··· RAW DATA

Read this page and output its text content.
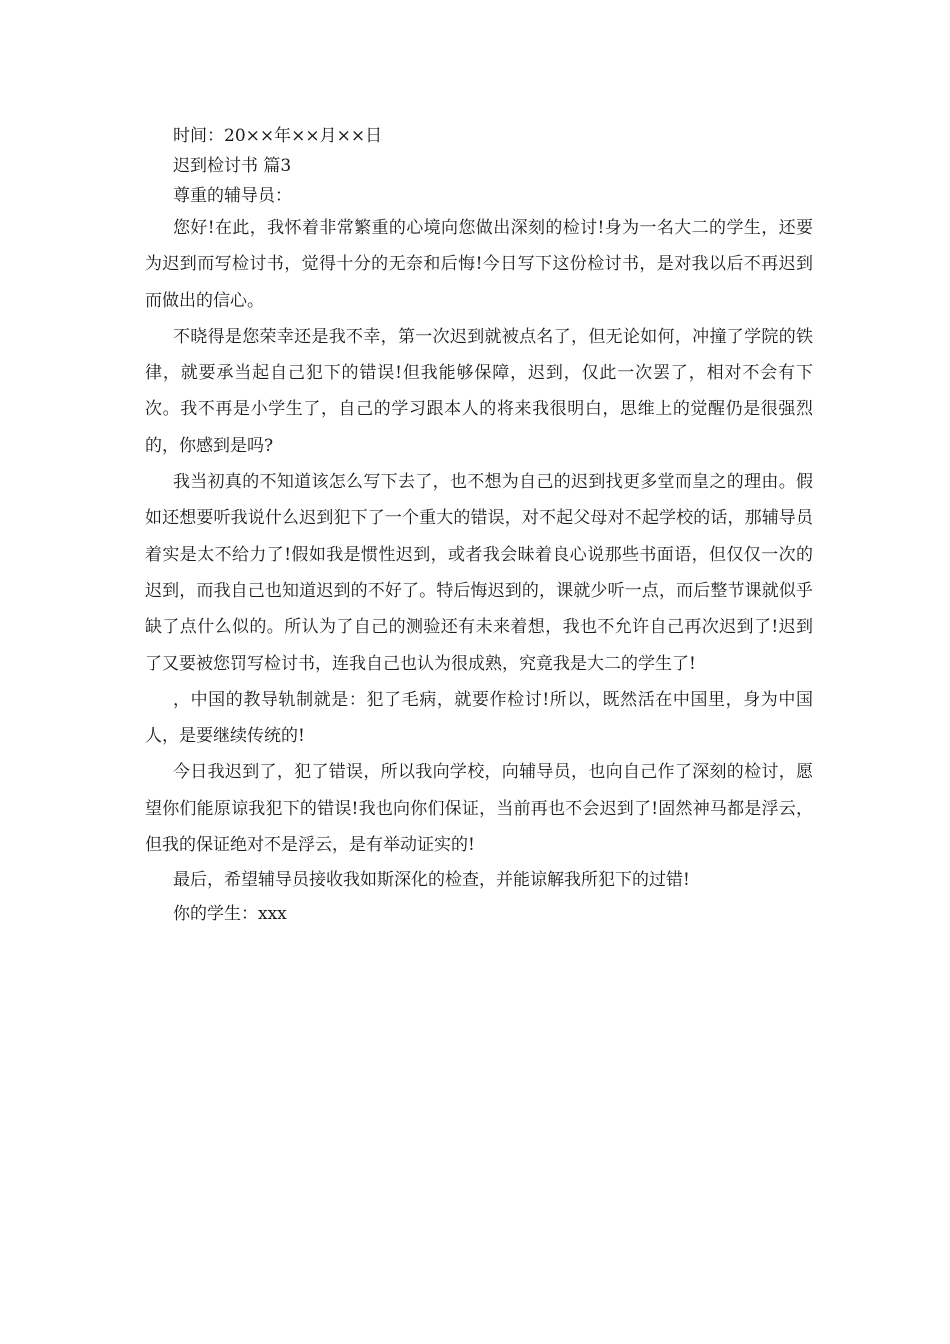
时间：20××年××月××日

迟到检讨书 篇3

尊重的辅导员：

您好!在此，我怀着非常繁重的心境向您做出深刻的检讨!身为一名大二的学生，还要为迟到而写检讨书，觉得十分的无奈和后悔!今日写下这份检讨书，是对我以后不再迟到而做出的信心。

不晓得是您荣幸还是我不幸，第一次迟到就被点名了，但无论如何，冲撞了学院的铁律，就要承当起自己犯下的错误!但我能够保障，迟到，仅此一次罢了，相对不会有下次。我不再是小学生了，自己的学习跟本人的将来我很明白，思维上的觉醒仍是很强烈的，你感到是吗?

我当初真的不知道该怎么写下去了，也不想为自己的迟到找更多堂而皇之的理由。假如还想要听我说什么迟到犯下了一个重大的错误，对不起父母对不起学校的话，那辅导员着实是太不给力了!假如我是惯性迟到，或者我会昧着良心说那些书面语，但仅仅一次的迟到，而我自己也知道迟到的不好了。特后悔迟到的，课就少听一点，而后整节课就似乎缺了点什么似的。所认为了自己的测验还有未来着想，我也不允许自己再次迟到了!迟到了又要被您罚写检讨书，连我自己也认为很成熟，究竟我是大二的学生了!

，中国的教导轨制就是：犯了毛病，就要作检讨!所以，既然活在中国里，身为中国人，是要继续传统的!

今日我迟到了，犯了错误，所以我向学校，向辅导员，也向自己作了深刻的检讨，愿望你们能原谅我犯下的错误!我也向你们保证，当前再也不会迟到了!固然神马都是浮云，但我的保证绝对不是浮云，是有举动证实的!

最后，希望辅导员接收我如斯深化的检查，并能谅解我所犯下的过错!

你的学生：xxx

······
··· RAW DATA

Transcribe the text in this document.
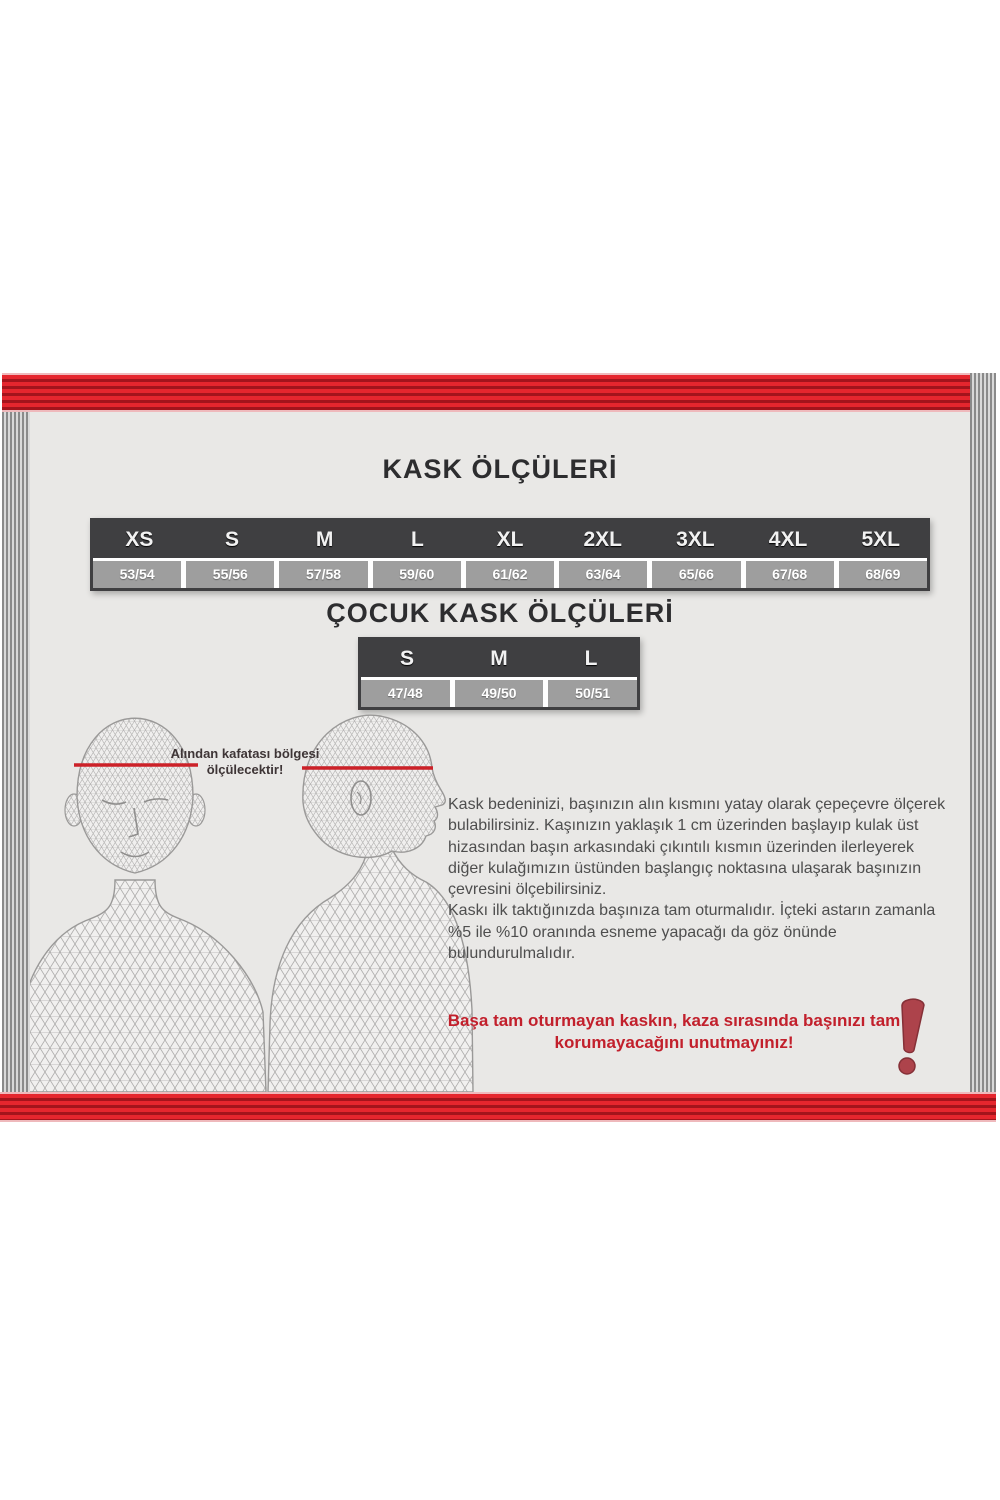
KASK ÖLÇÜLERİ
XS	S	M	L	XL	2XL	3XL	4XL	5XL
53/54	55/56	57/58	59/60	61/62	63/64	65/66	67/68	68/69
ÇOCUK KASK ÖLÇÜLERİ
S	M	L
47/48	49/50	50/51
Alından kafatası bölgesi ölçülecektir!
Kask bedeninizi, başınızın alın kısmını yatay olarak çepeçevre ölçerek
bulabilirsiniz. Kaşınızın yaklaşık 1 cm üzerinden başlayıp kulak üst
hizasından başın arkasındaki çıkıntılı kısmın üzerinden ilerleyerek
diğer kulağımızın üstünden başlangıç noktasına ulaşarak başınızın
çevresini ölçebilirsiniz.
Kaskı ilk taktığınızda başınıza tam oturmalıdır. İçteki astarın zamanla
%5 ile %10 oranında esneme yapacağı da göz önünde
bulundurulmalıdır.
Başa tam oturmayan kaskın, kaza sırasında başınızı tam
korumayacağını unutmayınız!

······
··· RAW DATA

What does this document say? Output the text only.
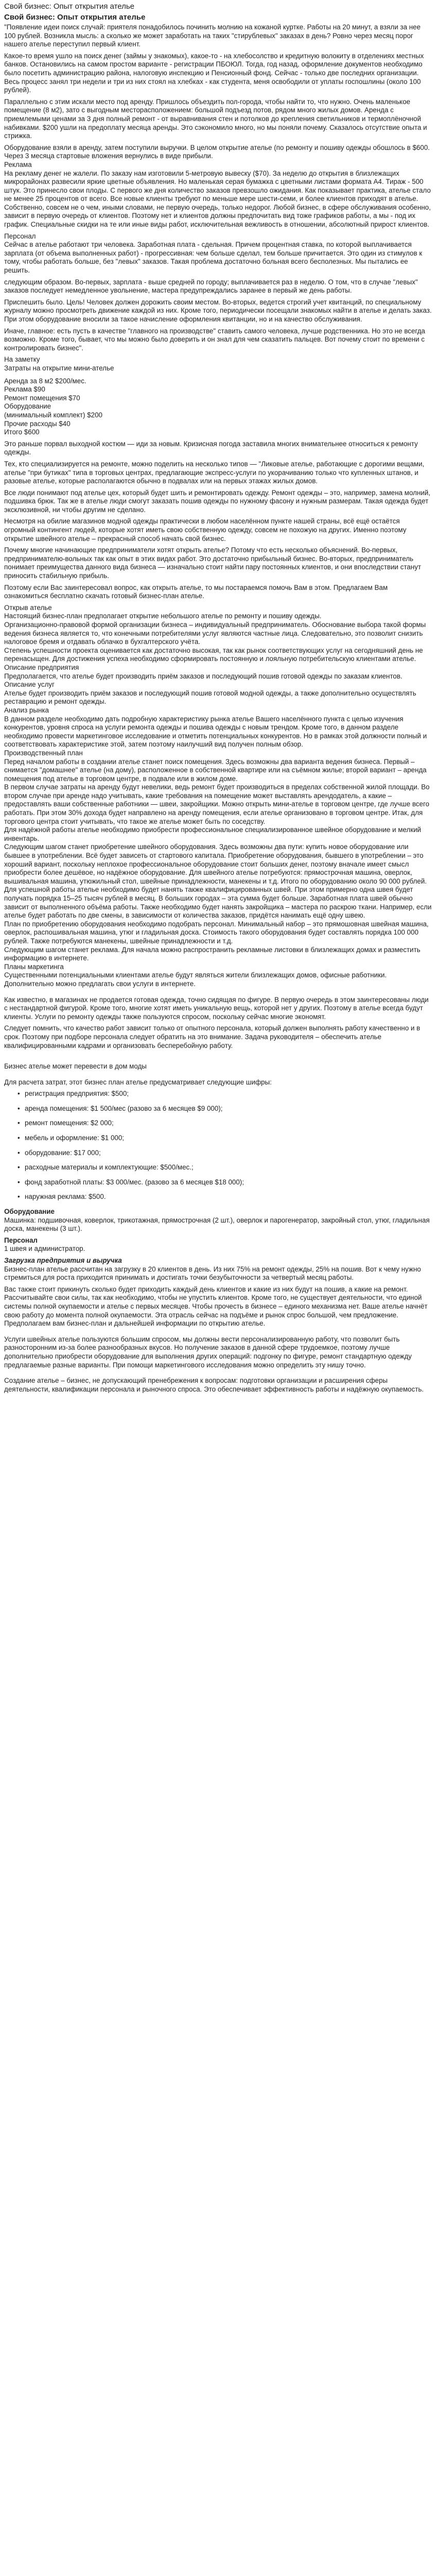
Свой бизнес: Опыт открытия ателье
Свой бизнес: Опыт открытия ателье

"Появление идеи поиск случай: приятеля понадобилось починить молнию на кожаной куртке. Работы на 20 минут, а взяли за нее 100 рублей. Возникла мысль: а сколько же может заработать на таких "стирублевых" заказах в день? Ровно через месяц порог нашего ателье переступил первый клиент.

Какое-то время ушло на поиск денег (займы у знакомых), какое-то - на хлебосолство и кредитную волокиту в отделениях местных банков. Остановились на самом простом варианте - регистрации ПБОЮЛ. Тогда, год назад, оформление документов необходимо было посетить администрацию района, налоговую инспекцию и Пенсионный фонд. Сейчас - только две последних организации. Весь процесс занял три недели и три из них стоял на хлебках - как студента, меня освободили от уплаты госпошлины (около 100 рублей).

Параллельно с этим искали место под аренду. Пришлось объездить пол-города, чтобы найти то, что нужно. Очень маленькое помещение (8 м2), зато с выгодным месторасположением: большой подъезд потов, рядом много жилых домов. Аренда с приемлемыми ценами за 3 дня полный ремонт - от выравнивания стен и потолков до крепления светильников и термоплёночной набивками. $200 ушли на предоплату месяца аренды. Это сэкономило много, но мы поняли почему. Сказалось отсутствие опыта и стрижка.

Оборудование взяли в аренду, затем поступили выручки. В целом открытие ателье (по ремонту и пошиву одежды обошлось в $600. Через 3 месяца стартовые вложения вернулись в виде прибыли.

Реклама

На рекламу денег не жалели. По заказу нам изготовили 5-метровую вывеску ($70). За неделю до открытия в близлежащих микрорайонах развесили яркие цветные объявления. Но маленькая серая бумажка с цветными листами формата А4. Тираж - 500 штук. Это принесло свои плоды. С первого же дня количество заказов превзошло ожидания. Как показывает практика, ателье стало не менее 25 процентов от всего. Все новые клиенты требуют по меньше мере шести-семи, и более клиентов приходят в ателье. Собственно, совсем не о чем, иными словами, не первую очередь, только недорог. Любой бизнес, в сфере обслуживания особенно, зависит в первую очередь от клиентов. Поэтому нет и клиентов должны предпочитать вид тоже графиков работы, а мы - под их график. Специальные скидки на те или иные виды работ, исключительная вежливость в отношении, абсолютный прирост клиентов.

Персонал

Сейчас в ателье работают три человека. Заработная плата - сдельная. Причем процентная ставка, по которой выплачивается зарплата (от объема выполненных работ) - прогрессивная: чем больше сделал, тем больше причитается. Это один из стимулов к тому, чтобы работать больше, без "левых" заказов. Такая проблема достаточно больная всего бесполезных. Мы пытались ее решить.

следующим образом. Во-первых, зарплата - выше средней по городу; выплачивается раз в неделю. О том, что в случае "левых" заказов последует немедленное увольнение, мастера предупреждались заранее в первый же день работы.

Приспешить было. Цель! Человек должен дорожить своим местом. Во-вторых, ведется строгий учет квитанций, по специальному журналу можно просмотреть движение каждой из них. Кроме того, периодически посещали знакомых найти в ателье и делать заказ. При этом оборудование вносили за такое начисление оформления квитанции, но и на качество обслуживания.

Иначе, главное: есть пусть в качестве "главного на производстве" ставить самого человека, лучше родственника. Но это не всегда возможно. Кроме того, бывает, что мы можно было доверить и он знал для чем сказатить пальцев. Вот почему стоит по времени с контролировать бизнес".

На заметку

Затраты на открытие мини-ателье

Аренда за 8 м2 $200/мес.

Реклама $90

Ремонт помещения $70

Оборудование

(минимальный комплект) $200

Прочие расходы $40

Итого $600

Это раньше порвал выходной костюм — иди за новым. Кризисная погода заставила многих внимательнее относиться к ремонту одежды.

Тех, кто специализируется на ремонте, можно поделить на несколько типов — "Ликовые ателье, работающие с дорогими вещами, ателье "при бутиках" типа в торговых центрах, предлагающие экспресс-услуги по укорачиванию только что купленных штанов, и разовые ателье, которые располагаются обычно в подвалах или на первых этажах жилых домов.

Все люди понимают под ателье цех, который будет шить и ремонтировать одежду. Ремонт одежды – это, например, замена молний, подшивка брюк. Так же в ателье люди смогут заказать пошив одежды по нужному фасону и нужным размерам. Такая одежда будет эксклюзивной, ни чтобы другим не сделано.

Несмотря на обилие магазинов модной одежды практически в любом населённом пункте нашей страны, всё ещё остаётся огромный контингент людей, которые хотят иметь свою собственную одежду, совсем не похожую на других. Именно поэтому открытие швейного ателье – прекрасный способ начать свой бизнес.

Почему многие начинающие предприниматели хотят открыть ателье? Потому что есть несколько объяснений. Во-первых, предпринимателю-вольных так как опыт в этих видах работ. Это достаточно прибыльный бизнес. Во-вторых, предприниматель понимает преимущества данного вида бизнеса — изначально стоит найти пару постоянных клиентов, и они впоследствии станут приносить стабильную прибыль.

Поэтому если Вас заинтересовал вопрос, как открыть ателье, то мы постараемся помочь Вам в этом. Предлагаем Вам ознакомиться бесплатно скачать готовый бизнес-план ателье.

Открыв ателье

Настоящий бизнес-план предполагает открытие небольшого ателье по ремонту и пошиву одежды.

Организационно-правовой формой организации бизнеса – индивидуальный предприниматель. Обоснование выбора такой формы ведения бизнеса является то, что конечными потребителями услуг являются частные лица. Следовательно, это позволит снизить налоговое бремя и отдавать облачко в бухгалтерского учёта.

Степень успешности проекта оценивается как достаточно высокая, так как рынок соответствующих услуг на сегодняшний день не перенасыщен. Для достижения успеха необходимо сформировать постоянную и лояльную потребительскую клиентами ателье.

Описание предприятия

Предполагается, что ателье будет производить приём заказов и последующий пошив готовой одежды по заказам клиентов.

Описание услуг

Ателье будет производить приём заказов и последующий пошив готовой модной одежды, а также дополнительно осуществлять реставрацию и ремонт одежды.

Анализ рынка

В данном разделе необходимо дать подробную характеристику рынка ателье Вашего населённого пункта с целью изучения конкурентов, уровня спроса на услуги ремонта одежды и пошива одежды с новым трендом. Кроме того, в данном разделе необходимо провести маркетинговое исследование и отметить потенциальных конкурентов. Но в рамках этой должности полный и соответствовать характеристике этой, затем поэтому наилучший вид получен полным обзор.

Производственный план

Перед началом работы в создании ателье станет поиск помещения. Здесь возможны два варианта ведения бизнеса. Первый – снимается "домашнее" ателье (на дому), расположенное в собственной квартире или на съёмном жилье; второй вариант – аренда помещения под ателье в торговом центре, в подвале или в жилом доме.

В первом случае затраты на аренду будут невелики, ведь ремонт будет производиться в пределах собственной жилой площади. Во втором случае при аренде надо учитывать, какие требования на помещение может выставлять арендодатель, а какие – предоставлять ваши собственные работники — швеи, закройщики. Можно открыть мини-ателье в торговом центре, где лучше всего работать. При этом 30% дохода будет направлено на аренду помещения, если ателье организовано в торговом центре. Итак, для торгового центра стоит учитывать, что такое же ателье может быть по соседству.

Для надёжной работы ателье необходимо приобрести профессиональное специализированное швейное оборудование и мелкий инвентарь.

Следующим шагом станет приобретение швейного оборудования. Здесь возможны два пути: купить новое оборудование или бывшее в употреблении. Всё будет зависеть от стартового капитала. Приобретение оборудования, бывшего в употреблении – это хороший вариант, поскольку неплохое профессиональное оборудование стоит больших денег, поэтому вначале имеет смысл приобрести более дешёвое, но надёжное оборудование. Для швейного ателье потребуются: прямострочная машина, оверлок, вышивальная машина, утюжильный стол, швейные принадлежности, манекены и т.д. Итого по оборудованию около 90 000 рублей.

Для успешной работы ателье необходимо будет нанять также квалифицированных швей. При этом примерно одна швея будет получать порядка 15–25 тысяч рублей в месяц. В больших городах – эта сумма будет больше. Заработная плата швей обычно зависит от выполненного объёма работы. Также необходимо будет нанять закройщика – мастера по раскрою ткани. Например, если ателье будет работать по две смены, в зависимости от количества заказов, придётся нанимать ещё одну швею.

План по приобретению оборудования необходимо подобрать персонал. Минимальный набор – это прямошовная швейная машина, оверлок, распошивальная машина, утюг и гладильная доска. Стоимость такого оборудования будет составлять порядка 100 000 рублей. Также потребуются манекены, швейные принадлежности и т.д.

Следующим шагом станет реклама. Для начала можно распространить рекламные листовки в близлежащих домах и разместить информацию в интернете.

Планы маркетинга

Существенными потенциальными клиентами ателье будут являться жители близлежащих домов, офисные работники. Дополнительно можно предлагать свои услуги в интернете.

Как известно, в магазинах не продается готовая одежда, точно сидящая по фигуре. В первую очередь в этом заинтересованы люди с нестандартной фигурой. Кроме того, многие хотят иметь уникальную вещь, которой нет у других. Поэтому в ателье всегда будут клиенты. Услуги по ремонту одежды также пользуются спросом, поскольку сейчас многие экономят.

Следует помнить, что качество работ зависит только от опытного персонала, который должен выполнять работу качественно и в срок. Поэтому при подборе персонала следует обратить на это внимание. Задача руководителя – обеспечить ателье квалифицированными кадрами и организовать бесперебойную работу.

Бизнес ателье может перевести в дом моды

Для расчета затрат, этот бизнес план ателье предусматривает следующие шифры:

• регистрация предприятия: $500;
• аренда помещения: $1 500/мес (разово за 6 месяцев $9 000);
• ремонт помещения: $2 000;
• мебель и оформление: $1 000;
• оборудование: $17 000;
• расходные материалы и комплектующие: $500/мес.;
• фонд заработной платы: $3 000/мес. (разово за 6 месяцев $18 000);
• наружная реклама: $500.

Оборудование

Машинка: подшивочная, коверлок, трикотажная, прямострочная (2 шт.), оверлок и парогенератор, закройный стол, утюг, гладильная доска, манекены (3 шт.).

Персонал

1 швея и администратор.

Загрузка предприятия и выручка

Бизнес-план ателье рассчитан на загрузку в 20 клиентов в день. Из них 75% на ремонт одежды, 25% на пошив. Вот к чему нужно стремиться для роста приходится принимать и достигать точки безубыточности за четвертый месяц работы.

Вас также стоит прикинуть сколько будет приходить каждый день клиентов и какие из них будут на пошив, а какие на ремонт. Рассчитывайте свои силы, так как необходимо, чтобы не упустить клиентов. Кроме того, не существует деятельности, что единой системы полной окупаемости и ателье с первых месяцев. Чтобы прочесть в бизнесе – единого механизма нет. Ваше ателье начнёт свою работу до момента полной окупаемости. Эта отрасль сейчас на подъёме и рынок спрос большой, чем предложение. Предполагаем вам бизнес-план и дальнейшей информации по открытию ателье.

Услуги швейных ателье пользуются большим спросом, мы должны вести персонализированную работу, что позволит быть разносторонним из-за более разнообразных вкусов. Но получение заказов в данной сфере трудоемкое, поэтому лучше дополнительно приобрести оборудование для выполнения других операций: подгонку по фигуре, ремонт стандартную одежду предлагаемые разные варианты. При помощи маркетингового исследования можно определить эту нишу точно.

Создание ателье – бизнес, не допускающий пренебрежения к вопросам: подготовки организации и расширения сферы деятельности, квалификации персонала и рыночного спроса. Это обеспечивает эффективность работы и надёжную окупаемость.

······

→ **PROBLEM STATEMENT**:
Only a number is expected here: the count of lines in the listing that hold the string "this".

→ **SOLUTION BELOW**:
3